◆ Records ◆
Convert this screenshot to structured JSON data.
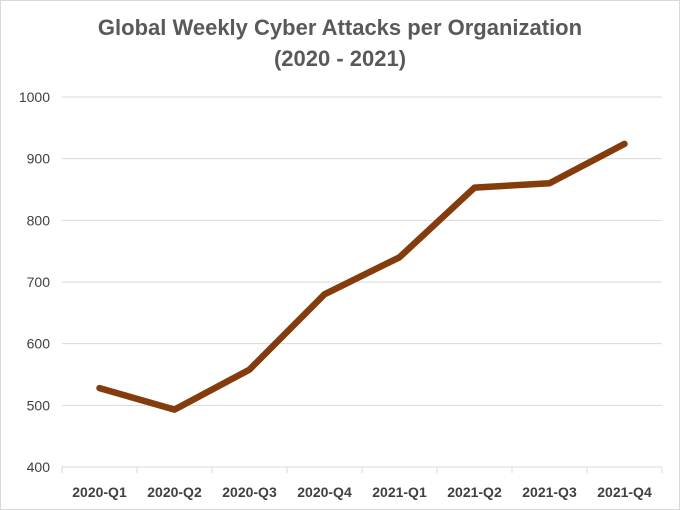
{
  "chart_data": {
    "type": "line",
    "title": "Global Weekly Cyber Attacks per Organization",
    "subtitle": "(2020 - 2021)",
    "xlabel": "",
    "ylabel": "",
    "categories": [
      "2020-Q1",
      "2020-Q2",
      "2020-Q3",
      "2020-Q4",
      "2021-Q1",
      "2021-Q2",
      "2021-Q3",
      "2021-Q4"
    ],
    "series": [
      {
        "values": [
          528,
          493,
          558,
          680,
          740,
          853,
          860,
          924
        ]
      }
    ],
    "ylim": [
      400,
      1000
    ],
    "yticks": [
      400,
      500,
      600,
      700,
      800,
      900,
      1000
    ],
    "grid": true,
    "legend": "none",
    "colors": {
      "line": "#843c0c",
      "grid": "#d9d9d9",
      "text": "#404040",
      "title": "#595959"
    }
  }
}
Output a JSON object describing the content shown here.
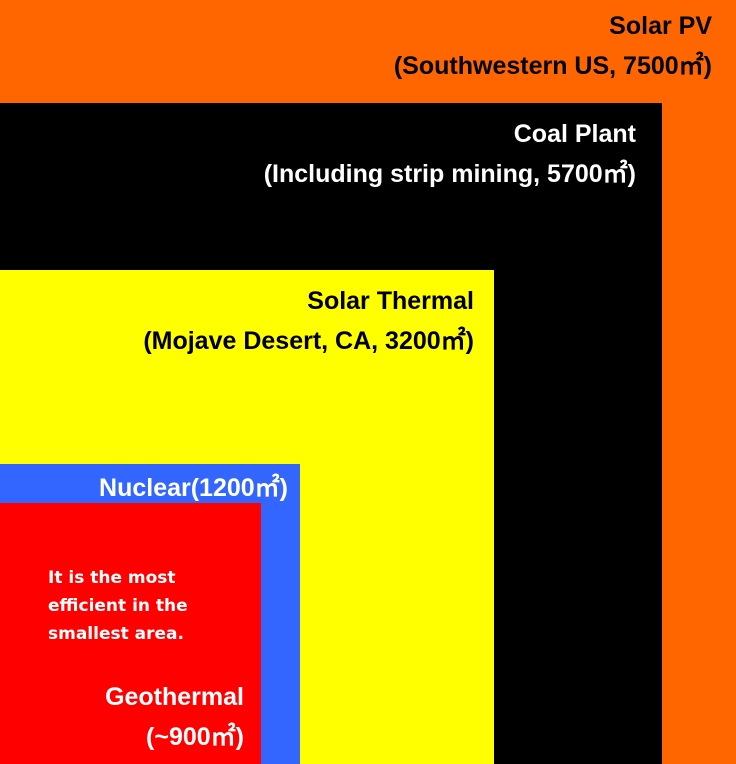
{
  "solar_pv": {
    "name": "Solar PV",
    "detail": "(Southwestern US, 7500㎡)",
    "color": "#ff6600"
  },
  "coal": {
    "name": "Coal Plant",
    "detail": "(Including strip mining, 5700㎡)",
    "color": "#000000"
  },
  "solar_thermal": {
    "name": "Solar Thermal",
    "detail": "(Mojave Desert, CA, 3200㎡)",
    "color": "#ffff00"
  },
  "nuclear": {
    "name": "Nuclear(1200㎡)",
    "color": "#3366ff"
  },
  "geothermal": {
    "name": "Geothermal",
    "detail": "(~900㎡)",
    "color": "#ff0000",
    "note": "It is the most efficient in the smallest area."
  }
}
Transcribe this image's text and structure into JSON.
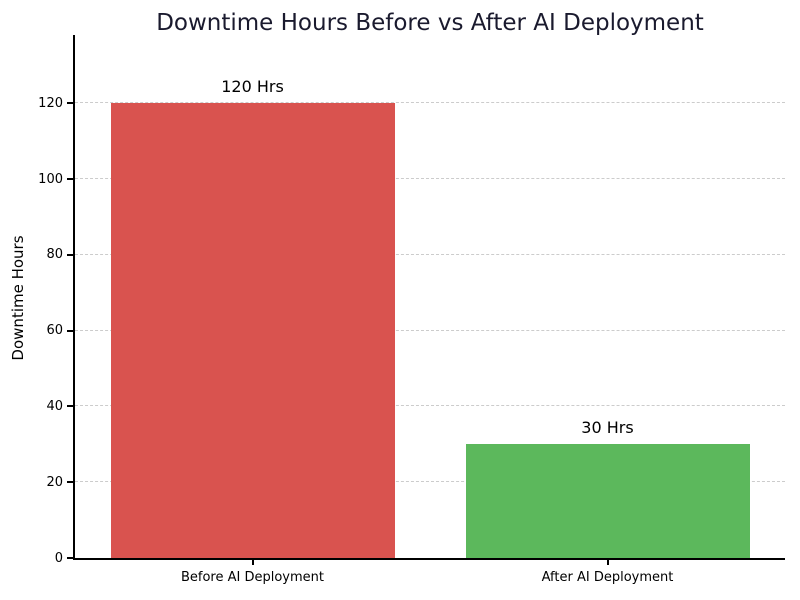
{
  "figure": {
    "background": "#ffffff"
  },
  "chart_data": {
    "type": "bar",
    "title": "Downtime Hours Before vs After AI Deployment",
    "title_color": "#1a1a2e",
    "xlabel": "",
    "ylabel": "Downtime Hours",
    "categories": [
      "Before AI Deployment",
      "After AI Deployment"
    ],
    "values": [
      120,
      30
    ],
    "bar_labels": [
      "120 Hrs",
      "30 Hrs"
    ],
    "bar_colors": [
      "#d9534f",
      "#5cb85c"
    ],
    "yticks": [
      0,
      20,
      40,
      60,
      80,
      100,
      120
    ],
    "ylim": [
      0,
      138
    ],
    "bar_width_fraction": 0.8,
    "grid": {
      "axis": "y",
      "style": "dashed",
      "color": "#cccccc"
    },
    "legend": "none",
    "spines": [
      "left",
      "bottom"
    ],
    "text_color": "#000000"
  }
}
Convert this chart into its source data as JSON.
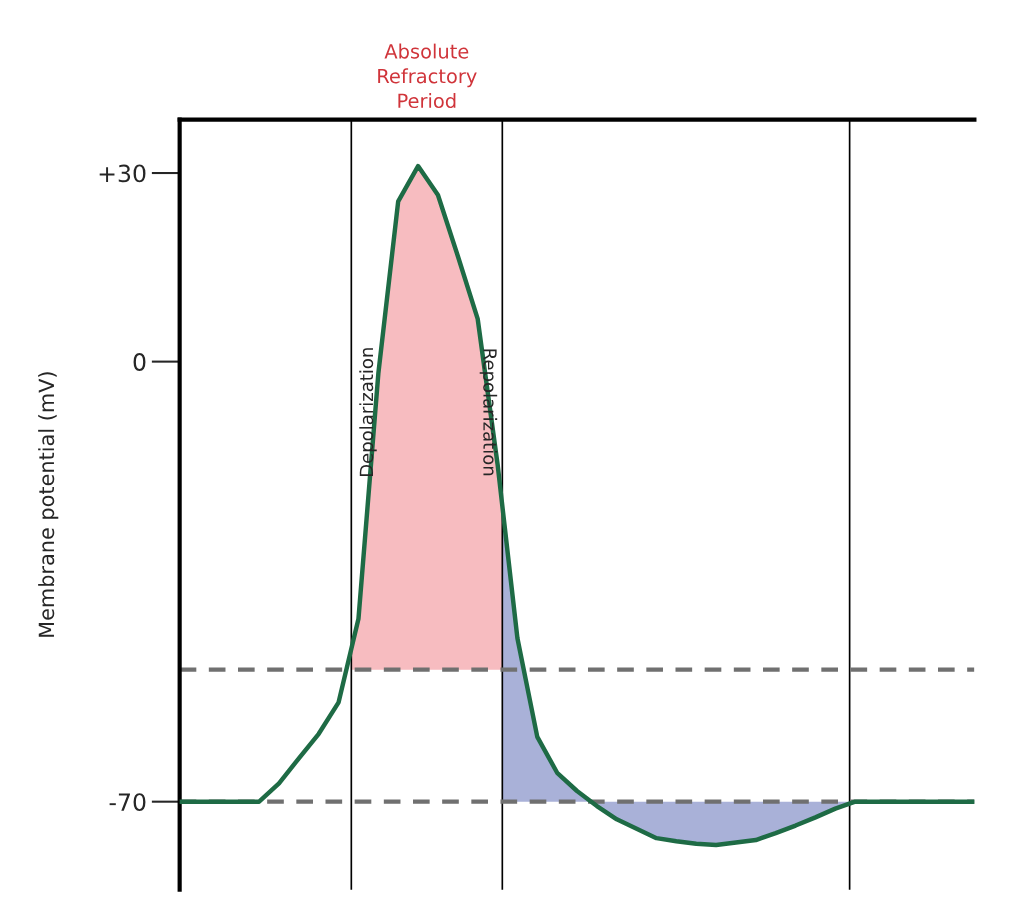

◆ TASK REQUIREMENTS ◆
Repeat the listing verbatim. Skip the pictures.

◆ COMPLETED EXERCISE ◆
Convert this screenshot to structured JSON data.
{
  "chart_data": {
    "type": "line",
    "title": "Global Weekly Cyber Attacks per Organization",
    "subtitle": "(2020 - 2021)",
    "xlabel": "",
    "ylabel": "",
    "categories": [
      "2020-Q1",
      "2020-Q2",
      "2020-Q3",
      "2020-Q4",
      "2021-Q1",
      "2021-Q2",
      "2021-Q3",
      "2021-Q4"
    ],
    "series": [
      {
        "values": [
          528,
          493,
          558,
          680,
          740,
          853,
          860,
          924
        ]
      }
    ],
    "ylim": [
      400,
      1000
    ],
    "yticks": [
      400,
      500,
      600,
      700,
      800,
      900,
      1000
    ],
    "grid": true,
    "legend": "none",
    "colors": {
      "line": "#843c0c",
      "grid": "#d9d9d9",
      "text": "#404040",
      "title": "#595959"
    }
  }
}
Output a JSON object describing the content shown here.
{
  "solar_pv": {
    "name": "Solar PV",
    "detail": "(Southwestern US, 7500㎡)",
    "color": "#ff6600"
  },
  "coal": {
    "name": "Coal Plant",
    "detail": "(Including strip mining, 5700㎡)",
    "color": "#000000"
  },
  "solar_thermal": {
    "name": "Solar Thermal",
    "detail": "(Mojave Desert, CA, 3200㎡)",
    "color": "#ffff00"
  },
  "nuclear": {
    "name": "Nuclear(1200㎡)",
    "color": "#3366ff"
  },
  "geothermal": {
    "name": "Geothermal",
    "detail": "(~900㎡)",
    "color": "#ff0000",
    "note": "It is the most efficient in the smallest area."
  }
}
Transcribe this image's text and structure into JSON.
{
  "figure": {
    "background": "#ffffff"
  },
  "chart_data": {
    "type": "bar",
    "title": "Downtime Hours Before vs After AI Deployment",
    "title_color": "#1a1a2e",
    "xlabel": "",
    "ylabel": "Downtime Hours",
    "categories": [
      "Before AI Deployment",
      "After AI Deployment"
    ],
    "values": [
      120,
      30
    ],
    "bar_labels": [
      "120 Hrs",
      "30 Hrs"
    ],
    "bar_colors": [
      "#d9534f",
      "#5cb85c"
    ],
    "yticks": [
      0,
      20,
      40,
      60,
      80,
      100,
      120
    ],
    "ylim": [
      0,
      138
    ],
    "bar_width_fraction": 0.8,
    "grid": {
      "axis": "y",
      "style": "dashed",
      "color": "#cccccc"
    },
    "legend": "none",
    "spines": [
      "left",
      "bottom"
    ],
    "text_color": "#000000"
  }
}
Convert this chart into its source data as JSON.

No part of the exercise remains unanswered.